- **STORED RECORDS**
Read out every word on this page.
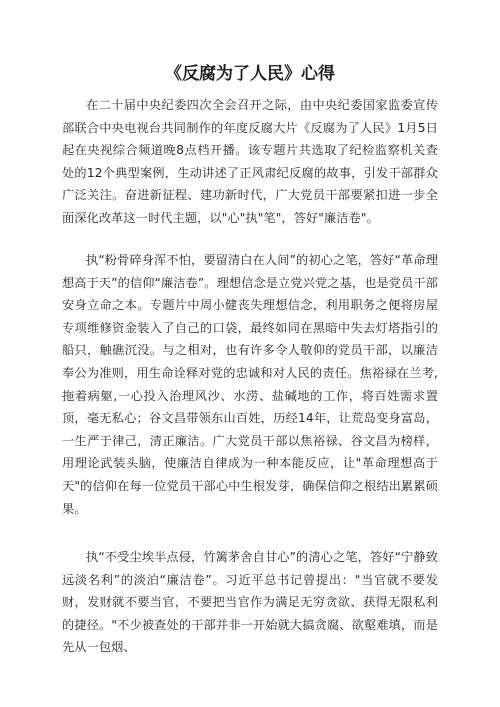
《反腐为了人民》心得

在二十届中央纪委四次全会召开之际，由中央纪委国家监委宣传部联合中央电视台共同制作的年度反腐大片《反腐为了人民》1月5日起在央视综合频道晚8点档开播。该专题片共选取了纪检监察机关查处的12个典型案例，生动讲述了正风肃纪反腐的故事，引发干部群众广泛关注。奋进新征程、建功新时代，广大党员干部要紧扣进一步全面深化改革这一时代主题，以"心"执"笔"，答好"廉洁卷"。

执“粉骨碎身浑不怕，要留清白在人间”的初心之笔，答好“革命理想高于天”的信仰“廉洁卷”。理想信念是立党兴党之基，也是党员干部安身立命之本。专题片中周小健丧失理想信念，利用职务之便将房屋专项维修资金装入了自己的口袋，最终如同在黑暗中失去灯塔指引的船只，触礁沉没。与之相对，也有许多令人敬仰的党员干部，以廉洁奉公为准则，用生命诠释对党的忠诚和对人民的责任。焦裕禄在兰考,拖着病躯,一心投入治理风沙、水涝、盐碱地的工作，将百姓需求置顶，毫无私心；谷文昌带领东山百姓，历经14年，让荒岛变身富岛，一生严于律己，清正廉洁。广大党员干部以焦裕禄、谷文昌为榜样，用理论武装头脑，使廉洁自律成为一种本能反应，让"革命理想高于天"的信仰在每一位党员干部心中生根发芽，确保信仰之根结出累累硕果。

执“不受尘埃半点侵，竹篱茅舍自甘心”的清心之笔，答好“宁静致远淡名利”的淡泊“廉洁卷”。习近平总书记曾提出："当官就不要发财，发财就不要当官，不要把当官作为满足无穷贪欲、获得无限私利的捷径。"不少被查处的干部并非一开始就大搞贪腐、欲壑难填，而是先从一包烟、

- **TASK BRIEF**
Every record must be copied exactly, with images dropped from the result.

- **ANSWER FOR THIS EXERCISE**
Read out every word on this page.
《反腐为了人民》心得

在二十届中央纪委四次全会召开之际，由中央纪委国家监委宣传部联合中央电视台共同制作的年度反腐大片《反腐为了人民》1月5日起在央视综合频道晚8点档开播。该专题片共选取了纪检监察机关查处的12个典型案例，生动讲述了正风肃纪反腐的故事，引发干部群众广泛关注。奋进新征程、建功新时代，广大党员干部要紧扣进一步全面深化改革这一时代主题，以"心"执"笔"，答好"廉洁卷"。

执“粉骨碎身浑不怕，要留清白在人间”的初心之笔，答好“革命理想高于天”的信仰“廉洁卷”。理想信念是立党兴党之基，也是党员干部安身立命之本。专题片中周小健丧失理想信念，利用职务之便将房屋专项维修资金装入了自己的口袋，最终如同在黑暗中失去灯塔指引的船只，触礁沉没。与之相对，也有许多令人敬仰的党员干部，以廉洁奉公为准则，用生命诠释对党的忠诚和对人民的责任。焦裕禄在兰考,拖着病躯,一心投入治理风沙、水涝、盐碱地的工作，将百姓需求置顶，毫无私心；谷文昌带领东山百姓，历经14年，让荒岛变身富岛，一生严于律己，清正廉洁。广大党员干部以焦裕禄、谷文昌为榜样，用理论武装头脑，使廉洁自律成为一种本能反应，让"革命理想高于天"的信仰在每一位党员干部心中生根发芽，确保信仰之根结出累累硕果。

执“不受尘埃半点侵，竹篱茅舍自甘心”的清心之笔，答好“宁静致远淡名利”的淡泊“廉洁卷”。习近平总书记曾提出："当官就不要发财，发财就不要当官，不要把当官作为满足无穷贪欲、获得无限私利的捷径。"不少被查处的干部并非一开始就大搞贪腐、欲壑难填，而是先从一包烟、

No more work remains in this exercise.